Source records:
-----
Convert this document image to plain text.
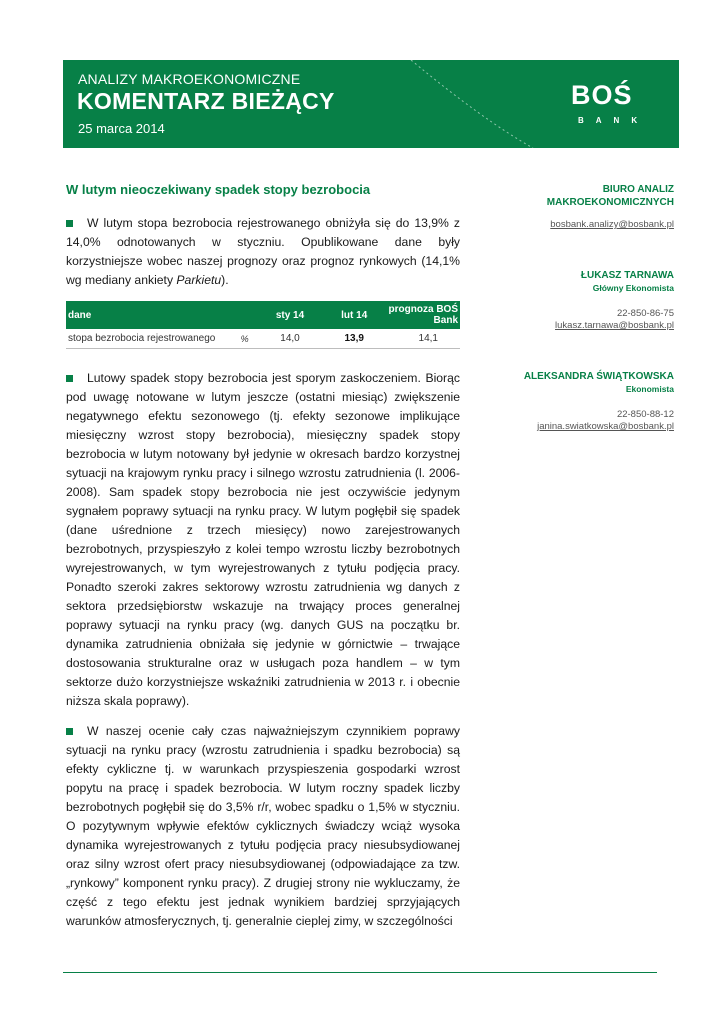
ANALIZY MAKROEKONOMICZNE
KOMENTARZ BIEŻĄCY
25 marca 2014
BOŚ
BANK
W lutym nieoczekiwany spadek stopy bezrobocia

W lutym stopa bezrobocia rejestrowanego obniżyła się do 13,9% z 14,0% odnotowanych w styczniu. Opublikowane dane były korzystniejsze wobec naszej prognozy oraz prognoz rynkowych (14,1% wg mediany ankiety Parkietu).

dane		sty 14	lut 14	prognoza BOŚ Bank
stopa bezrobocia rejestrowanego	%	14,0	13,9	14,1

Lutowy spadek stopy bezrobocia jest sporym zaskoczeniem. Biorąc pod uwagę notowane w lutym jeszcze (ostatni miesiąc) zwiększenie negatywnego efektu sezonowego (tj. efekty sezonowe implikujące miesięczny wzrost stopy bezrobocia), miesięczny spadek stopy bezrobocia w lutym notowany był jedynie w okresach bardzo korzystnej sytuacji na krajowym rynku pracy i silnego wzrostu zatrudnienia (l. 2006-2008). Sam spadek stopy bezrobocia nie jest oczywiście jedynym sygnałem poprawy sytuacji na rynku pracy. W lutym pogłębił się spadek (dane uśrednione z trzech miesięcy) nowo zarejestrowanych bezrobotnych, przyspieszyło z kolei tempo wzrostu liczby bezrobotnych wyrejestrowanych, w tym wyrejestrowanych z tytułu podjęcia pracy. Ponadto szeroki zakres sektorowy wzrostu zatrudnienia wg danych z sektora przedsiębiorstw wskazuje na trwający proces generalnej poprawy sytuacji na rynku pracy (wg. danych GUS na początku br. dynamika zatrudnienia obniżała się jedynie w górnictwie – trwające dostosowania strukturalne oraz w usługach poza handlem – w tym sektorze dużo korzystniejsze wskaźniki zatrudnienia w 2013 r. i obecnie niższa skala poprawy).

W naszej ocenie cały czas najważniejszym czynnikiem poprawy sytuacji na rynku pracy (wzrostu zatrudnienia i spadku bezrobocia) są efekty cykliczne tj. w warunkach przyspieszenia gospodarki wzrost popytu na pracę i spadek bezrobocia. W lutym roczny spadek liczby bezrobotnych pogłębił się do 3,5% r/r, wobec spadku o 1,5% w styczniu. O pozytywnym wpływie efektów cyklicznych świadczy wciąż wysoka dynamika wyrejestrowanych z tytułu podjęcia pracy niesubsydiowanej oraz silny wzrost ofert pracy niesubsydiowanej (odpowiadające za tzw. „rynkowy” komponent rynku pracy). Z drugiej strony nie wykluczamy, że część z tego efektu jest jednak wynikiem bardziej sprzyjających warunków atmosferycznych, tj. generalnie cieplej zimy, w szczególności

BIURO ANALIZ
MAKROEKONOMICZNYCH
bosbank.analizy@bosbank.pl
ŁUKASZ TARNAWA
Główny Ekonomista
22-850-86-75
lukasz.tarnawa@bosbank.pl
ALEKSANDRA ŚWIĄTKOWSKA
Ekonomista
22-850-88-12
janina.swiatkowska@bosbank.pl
-----
Given instruction
The pictures in the entries should be left out; output everything else exactly.

Completed exercise
Convert this document image to plain text.
ANALIZY MAKROEKONOMICZNE
KOMENTARZ BIEŻĄCY
25 marca 2014
BOŚ
BANK
W lutym nieoczekiwany spadek stopy bezrobocia

W lutym stopa bezrobocia rejestrowanego obniżyła się do 13,9% z 14,0% odnotowanych w styczniu. Opublikowane dane były korzystniejsze wobec naszej prognozy oraz prognoz rynkowych (14,1% wg mediany ankiety Parkietu).

dane		sty 14	lut 14	prognoza BOŚ Bank
stopa bezrobocia rejestrowanego	%	14,0	13,9	14,1

Lutowy spadek stopy bezrobocia jest sporym zaskoczeniem. Biorąc pod uwagę notowane w lutym jeszcze (ostatni miesiąc) zwiększenie negatywnego efektu sezonowego (tj. efekty sezonowe implikujące miesięczny wzrost stopy bezrobocia), miesięczny spadek stopy bezrobocia w lutym notowany był jedynie w okresach bardzo korzystnej sytuacji na krajowym rynku pracy i silnego wzrostu zatrudnienia (l. 2006-2008). Sam spadek stopy bezrobocia nie jest oczywiście jedynym sygnałem poprawy sytuacji na rynku pracy. W lutym pogłębił się spadek (dane uśrednione z trzech miesięcy) nowo zarejestrowanych bezrobotnych, przyspieszyło z kolei tempo wzrostu liczby bezrobotnych wyrejestrowanych, w tym wyrejestrowanych z tytułu podjęcia pracy. Ponadto szeroki zakres sektorowy wzrostu zatrudnienia wg danych z sektora przedsiębiorstw wskazuje na trwający proces generalnej poprawy sytuacji na rynku pracy (wg. danych GUS na początku br. dynamika zatrudnienia obniżała się jedynie w górnictwie – trwające dostosowania strukturalne oraz w usługach poza handlem – w tym sektorze dużo korzystniejsze wskaźniki zatrudnienia w 2013 r. i obecnie niższa skala poprawy).

W naszej ocenie cały czas najważniejszym czynnikiem poprawy sytuacji na rynku pracy (wzrostu zatrudnienia i spadku bezrobocia) są efekty cykliczne tj. w warunkach przyspieszenia gospodarki wzrost popytu na pracę i spadek bezrobocia. W lutym roczny spadek liczby bezrobotnych pogłębił się do 3,5% r/r, wobec spadku o 1,5% w styczniu. O pozytywnym wpływie efektów cyklicznych świadczy wciąż wysoka dynamika wyrejestrowanych z tytułu podjęcia pracy niesubsydiowanej oraz silny wzrost ofert pracy niesubsydiowanej (odpowiadające za tzw. „rynkowy” komponent rynku pracy). Z drugiej strony nie wykluczamy, że część z tego efektu jest jednak wynikiem bardziej sprzyjających warunków atmosferycznych, tj. generalnie cieplej zimy, w szczególności

BIURO ANALIZ
MAKROEKONOMICZNYCH
bosbank.analizy@bosbank.pl
ŁUKASZ TARNAWA
Główny Ekonomista
22-850-86-75
lukasz.tarnawa@bosbank.pl
ALEKSANDRA ŚWIĄTKOWSKA
Ekonomista
22-850-88-12
janina.swiatkowska@bosbank.pl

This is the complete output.